- _DIRECTIONS FOR THIS TASK_
Please reproduce every record, keeping each one exactly as written.

- _RECORDS FOR THE EXERCISE_
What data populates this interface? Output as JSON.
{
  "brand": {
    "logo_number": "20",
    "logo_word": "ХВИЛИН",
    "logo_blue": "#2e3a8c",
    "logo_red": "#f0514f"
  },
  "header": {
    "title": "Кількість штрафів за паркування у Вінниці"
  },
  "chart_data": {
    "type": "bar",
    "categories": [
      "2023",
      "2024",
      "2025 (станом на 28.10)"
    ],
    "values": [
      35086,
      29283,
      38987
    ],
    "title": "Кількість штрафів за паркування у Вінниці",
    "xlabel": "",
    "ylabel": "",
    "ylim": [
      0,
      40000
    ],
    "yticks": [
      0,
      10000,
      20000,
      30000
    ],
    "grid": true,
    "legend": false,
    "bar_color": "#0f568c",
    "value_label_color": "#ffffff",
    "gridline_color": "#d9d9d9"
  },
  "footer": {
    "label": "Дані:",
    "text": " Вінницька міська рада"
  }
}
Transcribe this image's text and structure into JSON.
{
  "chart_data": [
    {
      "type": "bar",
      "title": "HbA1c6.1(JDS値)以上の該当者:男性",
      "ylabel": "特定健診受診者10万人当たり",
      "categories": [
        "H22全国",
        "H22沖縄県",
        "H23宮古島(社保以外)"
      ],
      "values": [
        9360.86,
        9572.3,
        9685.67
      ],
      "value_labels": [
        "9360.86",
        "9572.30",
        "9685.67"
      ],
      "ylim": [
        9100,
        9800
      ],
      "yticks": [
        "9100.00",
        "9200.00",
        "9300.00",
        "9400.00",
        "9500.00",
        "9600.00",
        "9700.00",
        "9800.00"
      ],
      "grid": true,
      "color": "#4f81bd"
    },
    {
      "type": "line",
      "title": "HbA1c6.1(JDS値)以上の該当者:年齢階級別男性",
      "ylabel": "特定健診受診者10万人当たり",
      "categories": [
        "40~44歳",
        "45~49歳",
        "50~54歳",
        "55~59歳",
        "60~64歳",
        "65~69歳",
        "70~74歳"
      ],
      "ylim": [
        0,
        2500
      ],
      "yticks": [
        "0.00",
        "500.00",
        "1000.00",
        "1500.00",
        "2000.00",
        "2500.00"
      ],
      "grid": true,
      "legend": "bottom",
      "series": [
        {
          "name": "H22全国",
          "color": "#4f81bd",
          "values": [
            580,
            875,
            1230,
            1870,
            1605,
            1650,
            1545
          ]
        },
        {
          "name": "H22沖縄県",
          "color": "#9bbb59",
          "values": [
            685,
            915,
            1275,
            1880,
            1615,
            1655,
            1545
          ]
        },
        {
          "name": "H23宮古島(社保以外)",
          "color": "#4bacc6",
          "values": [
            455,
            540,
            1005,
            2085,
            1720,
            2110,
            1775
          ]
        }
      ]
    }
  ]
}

- _TASK ANSWER_
What data populates this interface? Output as JSON.
{
  "brand": {
    "logo_number": "20",
    "logo_word": "ХВИЛИН",
    "logo_blue": "#2e3a8c",
    "logo_red": "#f0514f"
  },
  "header": {
    "title": "Кількість штрафів за паркування у Вінниці"
  },
  "chart_data": {
    "type": "bar",
    "categories": [
      "2023",
      "2024",
      "2025 (станом на 28.10)"
    ],
    "values": [
      35086,
      29283,
      38987
    ],
    "title": "Кількість штрафів за паркування у Вінниці",
    "xlabel": "",
    "ylabel": "",
    "ylim": [
      0,
      40000
    ],
    "yticks": [
      0,
      10000,
      20000,
      30000
    ],
    "grid": true,
    "legend": false,
    "bar_color": "#0f568c",
    "value_label_color": "#ffffff",
    "gridline_color": "#d9d9d9"
  },
  "footer": {
    "label": "Дані:",
    "text": " Вінницька міська рада"
  }
}
Transcribe this image's text and structure into JSON.
{
  "chart_data": [
    {
      "type": "bar",
      "title": "HbA1c6.1(JDS値)以上の該当者:男性",
      "ylabel": "特定健診受診者10万人当たり",
      "categories": [
        "H22全国",
        "H22沖縄県",
        "H23宮古島(社保以外)"
      ],
      "values": [
        9360.86,
        9572.3,
        9685.67
      ],
      "value_labels": [
        "9360.86",
        "9572.30",
        "9685.67"
      ],
      "ylim": [
        9100,
        9800
      ],
      "yticks": [
        "9100.00",
        "9200.00",
        "9300.00",
        "9400.00",
        "9500.00",
        "9600.00",
        "9700.00",
        "9800.00"
      ],
      "grid": true,
      "color": "#4f81bd"
    },
    {
      "type": "line",
      "title": "HbA1c6.1(JDS値)以上の該当者:年齢階級別男性",
      "ylabel": "特定健診受診者10万人当たり",
      "categories": [
        "40~44歳",
        "45~49歳",
        "50~54歳",
        "55~59歳",
        "60~64歳",
        "65~69歳",
        "70~74歳"
      ],
      "ylim": [
        0,
        2500
      ],
      "yticks": [
        "0.00",
        "500.00",
        "1000.00",
        "1500.00",
        "2000.00",
        "2500.00"
      ],
      "grid": true,
      "legend": "bottom",
      "series": [
        {
          "name": "H22全国",
          "color": "#4f81bd",
          "values": [
            580,
            875,
            1230,
            1870,
            1605,
            1650,
            1545
          ]
        },
        {
          "name": "H22沖縄県",
          "color": "#9bbb59",
          "values": [
            685,
            915,
            1275,
            1880,
            1615,
            1655,
            1545
          ]
        },
        {
          "name": "H23宮古島(社保以外)",
          "color": "#4bacc6",
          "values": [
            455,
            540,
            1005,
            2085,
            1720,
            2110,
            1775
          ]
        }
      ]
    }
  ]
}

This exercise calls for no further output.